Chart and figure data
──────

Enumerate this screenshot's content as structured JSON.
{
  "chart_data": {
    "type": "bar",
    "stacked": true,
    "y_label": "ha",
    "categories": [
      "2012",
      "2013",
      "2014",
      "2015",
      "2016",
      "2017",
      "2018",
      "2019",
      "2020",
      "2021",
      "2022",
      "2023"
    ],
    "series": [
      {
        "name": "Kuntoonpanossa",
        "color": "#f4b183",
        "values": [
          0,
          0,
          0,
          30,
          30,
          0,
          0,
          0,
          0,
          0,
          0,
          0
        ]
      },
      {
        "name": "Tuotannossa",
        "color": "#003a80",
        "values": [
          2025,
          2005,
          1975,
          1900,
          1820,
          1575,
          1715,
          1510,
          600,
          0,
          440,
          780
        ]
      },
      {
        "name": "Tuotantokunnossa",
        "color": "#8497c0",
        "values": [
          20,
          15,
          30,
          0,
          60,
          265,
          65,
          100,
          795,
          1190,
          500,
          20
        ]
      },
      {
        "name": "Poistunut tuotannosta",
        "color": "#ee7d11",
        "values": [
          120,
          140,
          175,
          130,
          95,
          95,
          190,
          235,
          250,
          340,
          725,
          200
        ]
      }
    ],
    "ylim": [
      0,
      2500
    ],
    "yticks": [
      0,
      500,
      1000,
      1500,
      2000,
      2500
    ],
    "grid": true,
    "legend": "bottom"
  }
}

──────

• What you will do: From the entries above, return each line with the word "name" in it.

• Finished task:
        "name": "Kuntoonpanossa",
        "name": "Tuotannossa",
        "name": "Tuotantokunnossa",
        "name": "Poistunut tuotannosta",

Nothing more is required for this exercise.